‘Smart’ Helmet Does More Than Protect Your Head
Mechanical and industrial engineering professor Sinan Muftu with the Head Impact Detection and Alert System.
CREDIT: Mary Knox Merill
A safety helmet equipped with special sensors could let you know how banged up you really are after a fall.
While an aching head may seem an obvious indicator of injury, athletes don't always recognize the severity of damage, and when they do it's sometimes too late.
Developed for skiers, the helmet contains seven accelerometers – sensors that measure changes in velocity – that continuously monitor the forces experienced by the head. For example, if a skier were to take a tumble, the sensors in the helmet would keep a record of the forces exerted on the head as a result of the body's acceleration during the fall.
“If the level of acceleration for some reason goes above a certain range, [the helmet] is supposed to make an alerting sound or light up a LED,” said Sinan Muftu, professor at Northeastern University. For now, Muftu and his students have developed a prototype, which does not yet have the LED electronics embedded.
A sporting goods manufacturer, Riddell, currently sells a similar type of football helmet, which measures impact data and sends this information wirelessly to the sidelines where computers are being monitored by medical staff. Riddell’s helmet sells for $1,030.99.
“Our helmet could have a wider use because it could be made cheaper,” Muftu told TechNewsDaily. “It could be a more accessible version even to high school football players."
The ski accident that led to the death of actress Natasha Richardson last year was not benign, as the actress reportedly first thought.

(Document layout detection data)

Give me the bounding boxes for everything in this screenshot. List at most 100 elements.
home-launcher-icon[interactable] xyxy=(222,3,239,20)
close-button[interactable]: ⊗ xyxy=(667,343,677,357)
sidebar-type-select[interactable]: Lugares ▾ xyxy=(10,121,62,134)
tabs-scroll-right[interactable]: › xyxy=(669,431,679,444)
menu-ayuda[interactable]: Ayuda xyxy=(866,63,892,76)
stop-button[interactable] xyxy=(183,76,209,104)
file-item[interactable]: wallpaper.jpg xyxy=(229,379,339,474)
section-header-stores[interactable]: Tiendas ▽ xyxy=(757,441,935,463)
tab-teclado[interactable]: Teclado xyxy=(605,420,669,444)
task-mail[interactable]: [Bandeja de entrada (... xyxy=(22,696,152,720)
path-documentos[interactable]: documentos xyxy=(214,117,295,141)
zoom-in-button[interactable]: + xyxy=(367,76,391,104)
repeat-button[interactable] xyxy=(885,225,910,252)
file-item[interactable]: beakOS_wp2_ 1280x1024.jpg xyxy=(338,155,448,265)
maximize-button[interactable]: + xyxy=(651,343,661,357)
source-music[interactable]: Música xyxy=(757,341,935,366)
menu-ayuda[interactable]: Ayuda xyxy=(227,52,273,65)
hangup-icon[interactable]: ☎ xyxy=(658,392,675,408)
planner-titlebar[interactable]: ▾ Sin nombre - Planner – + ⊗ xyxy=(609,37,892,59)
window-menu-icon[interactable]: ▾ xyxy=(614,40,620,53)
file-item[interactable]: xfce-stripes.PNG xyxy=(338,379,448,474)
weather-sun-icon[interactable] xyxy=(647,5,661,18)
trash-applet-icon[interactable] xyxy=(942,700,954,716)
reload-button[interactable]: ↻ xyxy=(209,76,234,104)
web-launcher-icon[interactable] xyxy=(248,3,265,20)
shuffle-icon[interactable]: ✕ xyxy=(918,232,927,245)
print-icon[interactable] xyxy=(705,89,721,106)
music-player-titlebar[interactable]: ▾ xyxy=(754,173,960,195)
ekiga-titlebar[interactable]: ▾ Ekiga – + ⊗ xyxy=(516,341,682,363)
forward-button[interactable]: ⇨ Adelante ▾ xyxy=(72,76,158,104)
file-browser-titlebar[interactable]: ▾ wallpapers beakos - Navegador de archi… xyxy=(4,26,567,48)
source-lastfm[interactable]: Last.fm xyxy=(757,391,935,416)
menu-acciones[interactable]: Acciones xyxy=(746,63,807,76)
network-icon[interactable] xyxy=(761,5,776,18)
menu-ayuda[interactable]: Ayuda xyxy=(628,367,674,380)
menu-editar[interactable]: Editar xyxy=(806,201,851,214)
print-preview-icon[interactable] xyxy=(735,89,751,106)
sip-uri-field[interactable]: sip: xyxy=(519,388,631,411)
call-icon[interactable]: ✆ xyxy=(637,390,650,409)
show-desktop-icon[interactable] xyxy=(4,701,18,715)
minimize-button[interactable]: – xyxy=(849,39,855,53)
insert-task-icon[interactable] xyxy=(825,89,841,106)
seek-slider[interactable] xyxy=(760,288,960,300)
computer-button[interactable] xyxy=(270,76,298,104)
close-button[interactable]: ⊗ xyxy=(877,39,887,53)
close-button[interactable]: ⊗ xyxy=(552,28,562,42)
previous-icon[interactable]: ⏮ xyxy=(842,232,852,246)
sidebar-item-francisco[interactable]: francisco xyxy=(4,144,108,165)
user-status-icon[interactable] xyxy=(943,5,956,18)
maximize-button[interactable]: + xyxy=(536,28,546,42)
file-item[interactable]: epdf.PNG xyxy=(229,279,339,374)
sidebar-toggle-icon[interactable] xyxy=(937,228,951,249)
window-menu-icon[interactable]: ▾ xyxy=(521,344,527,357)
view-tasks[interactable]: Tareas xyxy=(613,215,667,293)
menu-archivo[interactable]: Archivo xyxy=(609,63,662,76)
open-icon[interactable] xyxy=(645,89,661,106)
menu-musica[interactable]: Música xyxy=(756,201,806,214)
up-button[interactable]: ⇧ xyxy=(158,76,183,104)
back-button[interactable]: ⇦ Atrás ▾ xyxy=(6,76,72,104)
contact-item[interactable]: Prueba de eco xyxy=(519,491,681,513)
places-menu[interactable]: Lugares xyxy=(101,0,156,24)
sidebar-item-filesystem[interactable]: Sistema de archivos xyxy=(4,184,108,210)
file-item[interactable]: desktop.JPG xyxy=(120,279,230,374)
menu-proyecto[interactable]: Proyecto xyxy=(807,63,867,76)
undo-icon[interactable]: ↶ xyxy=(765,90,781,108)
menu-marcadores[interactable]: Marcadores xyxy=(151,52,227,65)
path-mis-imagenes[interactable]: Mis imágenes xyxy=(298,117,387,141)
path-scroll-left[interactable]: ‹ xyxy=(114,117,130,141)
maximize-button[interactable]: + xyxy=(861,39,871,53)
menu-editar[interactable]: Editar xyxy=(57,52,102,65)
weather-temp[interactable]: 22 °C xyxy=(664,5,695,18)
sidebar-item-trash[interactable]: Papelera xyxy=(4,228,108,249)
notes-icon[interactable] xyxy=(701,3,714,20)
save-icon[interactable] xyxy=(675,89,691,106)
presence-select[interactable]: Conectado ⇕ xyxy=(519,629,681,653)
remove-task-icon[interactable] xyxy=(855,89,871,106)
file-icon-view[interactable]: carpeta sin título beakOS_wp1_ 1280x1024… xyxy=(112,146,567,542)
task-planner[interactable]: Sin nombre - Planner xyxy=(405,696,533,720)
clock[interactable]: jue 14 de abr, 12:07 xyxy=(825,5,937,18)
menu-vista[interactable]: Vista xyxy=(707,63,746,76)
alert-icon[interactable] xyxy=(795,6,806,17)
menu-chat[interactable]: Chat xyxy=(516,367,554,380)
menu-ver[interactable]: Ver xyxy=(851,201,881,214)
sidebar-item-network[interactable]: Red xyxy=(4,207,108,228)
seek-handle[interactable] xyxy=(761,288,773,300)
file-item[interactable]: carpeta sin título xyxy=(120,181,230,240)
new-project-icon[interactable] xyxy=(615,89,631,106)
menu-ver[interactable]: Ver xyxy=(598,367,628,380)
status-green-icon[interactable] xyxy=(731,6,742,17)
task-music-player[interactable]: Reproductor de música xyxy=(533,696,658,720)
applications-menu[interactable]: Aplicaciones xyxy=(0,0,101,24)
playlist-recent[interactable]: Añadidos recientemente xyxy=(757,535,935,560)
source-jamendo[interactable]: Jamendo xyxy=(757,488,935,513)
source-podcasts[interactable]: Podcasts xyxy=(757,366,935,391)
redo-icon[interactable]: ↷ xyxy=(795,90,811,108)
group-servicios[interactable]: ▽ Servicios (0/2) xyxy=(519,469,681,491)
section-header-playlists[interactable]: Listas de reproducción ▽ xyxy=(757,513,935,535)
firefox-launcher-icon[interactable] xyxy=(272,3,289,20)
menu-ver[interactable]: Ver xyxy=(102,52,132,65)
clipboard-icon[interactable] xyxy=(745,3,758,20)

# WHAT THIS EXERCISE ASKS:
A. In the smart helmet article, what price does Riddell's football helmet sell for?
B. Write the next part of the smart helmet article, picking up right after its final sentence.

# RESULTS FOR EACH TASK:
A. $1,030.99

B.
“How much the brain is injured as in Ms. Richardson’s case is very difficult to predict,” said Alexander Rotenberg, a professor of neurology at Harvard Medical School who is working with Muftu to develop the new helmet.
“Patients can feel okay and have a life-threatening injury or patients can be unconscious and have either a life-threatening or non-life threatening injury but simply not be aware of it."
A helmet would most likely have prevented the injury, but in the case that it didn’t, a 'smart' ski helmet would have alerted Richardson to the severity of the fall, Rotenberg said.
Crash test dummies
To test the helmet, Muftu and his students built “a big gizmo that has the mass of a person” and a head, the size and thickness of a skull, filled with a liquid sac to simulate the brain, Muftu said. While wearing the helmet, which was wired to a computer, the dummy was dropped from different heights.
The results of the dummy experiment showed a “good correlation” between what the helmet identified as a severe injury compared to that of their computer model, Muftu said.
At this point, Muftu sees the ski helmet as a lab tool and not a consumer product. The helmet will likely aid in Muftu’s work with Rotenberg to study traumatic brain injury – the kind that doesn’t cause obvious brain tissue damage – within the first 24 hours of impact.
The hope is to understand what’s happening at the microscopic level in order to come up with a way to prevent potential brain damage.